» Objective:
What follows is a block of records; restate each one word for word.

» Records for processing:
#####

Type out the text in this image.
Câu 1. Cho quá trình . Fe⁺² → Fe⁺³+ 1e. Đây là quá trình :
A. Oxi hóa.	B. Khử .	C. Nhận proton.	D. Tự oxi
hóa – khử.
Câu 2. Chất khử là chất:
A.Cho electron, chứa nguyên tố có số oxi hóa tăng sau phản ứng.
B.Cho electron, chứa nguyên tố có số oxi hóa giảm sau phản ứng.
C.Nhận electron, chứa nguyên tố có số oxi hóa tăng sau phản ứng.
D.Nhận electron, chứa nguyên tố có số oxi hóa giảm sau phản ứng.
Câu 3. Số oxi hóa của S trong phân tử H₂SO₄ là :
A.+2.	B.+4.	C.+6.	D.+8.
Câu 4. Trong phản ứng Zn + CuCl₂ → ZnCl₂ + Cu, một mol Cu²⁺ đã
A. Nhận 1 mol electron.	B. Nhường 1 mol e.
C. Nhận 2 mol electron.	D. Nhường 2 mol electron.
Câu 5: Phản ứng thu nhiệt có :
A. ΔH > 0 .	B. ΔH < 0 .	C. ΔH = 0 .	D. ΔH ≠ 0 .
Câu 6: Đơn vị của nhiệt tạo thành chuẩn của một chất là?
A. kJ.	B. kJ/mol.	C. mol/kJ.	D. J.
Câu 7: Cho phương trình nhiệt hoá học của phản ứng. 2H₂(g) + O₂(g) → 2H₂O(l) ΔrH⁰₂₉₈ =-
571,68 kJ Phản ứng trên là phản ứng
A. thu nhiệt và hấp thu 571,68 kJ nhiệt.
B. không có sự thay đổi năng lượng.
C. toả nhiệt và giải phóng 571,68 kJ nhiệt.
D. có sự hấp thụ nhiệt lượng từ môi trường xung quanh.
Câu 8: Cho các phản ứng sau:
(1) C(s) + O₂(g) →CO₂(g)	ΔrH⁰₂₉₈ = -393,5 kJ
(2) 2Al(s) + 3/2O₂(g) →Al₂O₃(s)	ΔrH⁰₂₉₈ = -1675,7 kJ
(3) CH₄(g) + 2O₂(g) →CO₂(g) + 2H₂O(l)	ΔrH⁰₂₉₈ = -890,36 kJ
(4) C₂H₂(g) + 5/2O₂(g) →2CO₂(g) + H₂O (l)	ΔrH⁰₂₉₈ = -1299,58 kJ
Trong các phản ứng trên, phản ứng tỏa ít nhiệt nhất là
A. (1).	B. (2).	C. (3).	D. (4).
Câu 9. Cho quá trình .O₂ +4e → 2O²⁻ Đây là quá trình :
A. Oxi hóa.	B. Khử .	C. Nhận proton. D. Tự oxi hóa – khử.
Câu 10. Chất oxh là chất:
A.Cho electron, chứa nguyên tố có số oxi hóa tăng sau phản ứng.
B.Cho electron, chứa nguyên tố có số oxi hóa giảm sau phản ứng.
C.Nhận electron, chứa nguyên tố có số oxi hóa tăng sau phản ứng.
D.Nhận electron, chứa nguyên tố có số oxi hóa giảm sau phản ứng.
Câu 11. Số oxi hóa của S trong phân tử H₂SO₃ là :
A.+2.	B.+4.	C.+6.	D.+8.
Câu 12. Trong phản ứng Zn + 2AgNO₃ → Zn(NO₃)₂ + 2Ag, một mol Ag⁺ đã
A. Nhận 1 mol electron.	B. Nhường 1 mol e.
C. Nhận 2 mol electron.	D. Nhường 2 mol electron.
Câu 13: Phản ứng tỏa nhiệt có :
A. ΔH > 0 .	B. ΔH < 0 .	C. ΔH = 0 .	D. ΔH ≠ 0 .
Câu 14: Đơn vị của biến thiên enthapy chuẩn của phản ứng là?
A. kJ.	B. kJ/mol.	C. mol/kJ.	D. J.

#####

» Answer to this exercise:
Type out the text in this image.
Câu 1. Cho quá trình . Fe⁺² → Fe⁺³+ 1e. Đây là quá trình :
A. Oxi hóa.	B. Khử .	C. Nhận proton.	D. Tự oxi
hóa – khử.
Câu 2. Chất khử là chất:
A.Cho electron, chứa nguyên tố có số oxi hóa tăng sau phản ứng.
B.Cho electron, chứa nguyên tố có số oxi hóa giảm sau phản ứng.
C.Nhận electron, chứa nguyên tố có số oxi hóa tăng sau phản ứng.
D.Nhận electron, chứa nguyên tố có số oxi hóa giảm sau phản ứng.
Câu 3. Số oxi hóa của S trong phân tử H₂SO₄ là :
A.+2.	B.+4.	C.+6.	D.+8.
Câu 4. Trong phản ứng Zn + CuCl₂ → ZnCl₂ + Cu, một mol Cu²⁺ đã
A. Nhận 1 mol electron.	B. Nhường 1 mol e.
C. Nhận 2 mol electron.	D. Nhường 2 mol electron.
Câu 5: Phản ứng thu nhiệt có :
A. ΔH > 0 .	B. ΔH < 0 .	C. ΔH = 0 .	D. ΔH ≠ 0 .
Câu 6: Đơn vị của nhiệt tạo thành chuẩn của một chất là?
A. kJ.	B. kJ/mol.	C. mol/kJ.	D. J.
Câu 7: Cho phương trình nhiệt hoá học của phản ứng. 2H₂(g) + O₂(g) → 2H₂O(l) ΔrH⁰₂₉₈ =-
571,68 kJ Phản ứng trên là phản ứng
A. thu nhiệt và hấp thu 571,68 kJ nhiệt.
B. không có sự thay đổi năng lượng.
C. toả nhiệt và giải phóng 571,68 kJ nhiệt.
D. có sự hấp thụ nhiệt lượng từ môi trường xung quanh.
Câu 8: Cho các phản ứng sau:
(1) C(s) + O₂(g) →CO₂(g)	ΔrH⁰₂₉₈ = -393,5 kJ
(2) 2Al(s) + 3/2O₂(g) →Al₂O₃(s)	ΔrH⁰₂₉₈ = -1675,7 kJ
(3) CH₄(g) + 2O₂(g) →CO₂(g) + 2H₂O(l)	ΔrH⁰₂₉₈ = -890,36 kJ
(4) C₂H₂(g) + 5/2O₂(g) →2CO₂(g) + H₂O (l)	ΔrH⁰₂₉₈ = -1299,58 kJ
Trong các phản ứng trên, phản ứng tỏa ít nhiệt nhất là
A. (1).	B. (2).	C. (3).	D. (4).
Câu 9. Cho quá trình .O₂ +4e → 2O²⁻ Đây là quá trình :
A. Oxi hóa.	B. Khử .	C. Nhận proton. D. Tự oxi hóa – khử.
Câu 10. Chất oxh là chất:
A.Cho electron, chứa nguyên tố có số oxi hóa tăng sau phản ứng.
B.Cho electron, chứa nguyên tố có số oxi hóa giảm sau phản ứng.
C.Nhận electron, chứa nguyên tố có số oxi hóa tăng sau phản ứng.
D.Nhận electron, chứa nguyên tố có số oxi hóa giảm sau phản ứng.
Câu 11. Số oxi hóa của S trong phân tử H₂SO₃ là :
A.+2.	B.+4.	C.+6.	D.+8.
Câu 12. Trong phản ứng Zn + 2AgNO₃ → Zn(NO₃)₂ + 2Ag, một mol Ag⁺ đã
A. Nhận 1 mol electron.	B. Nhường 1 mol e.
C. Nhận 2 mol electron.	D. Nhường 2 mol electron.
Câu 13: Phản ứng tỏa nhiệt có :
A. ΔH > 0 .	B. ΔH < 0 .	C. ΔH = 0 .	D. ΔH ≠ 0 .
Câu 14: Đơn vị của biến thiên enthapy chuẩn của phản ứng là?
A. kJ.	B. kJ/mol.	C. mol/kJ.	D. J.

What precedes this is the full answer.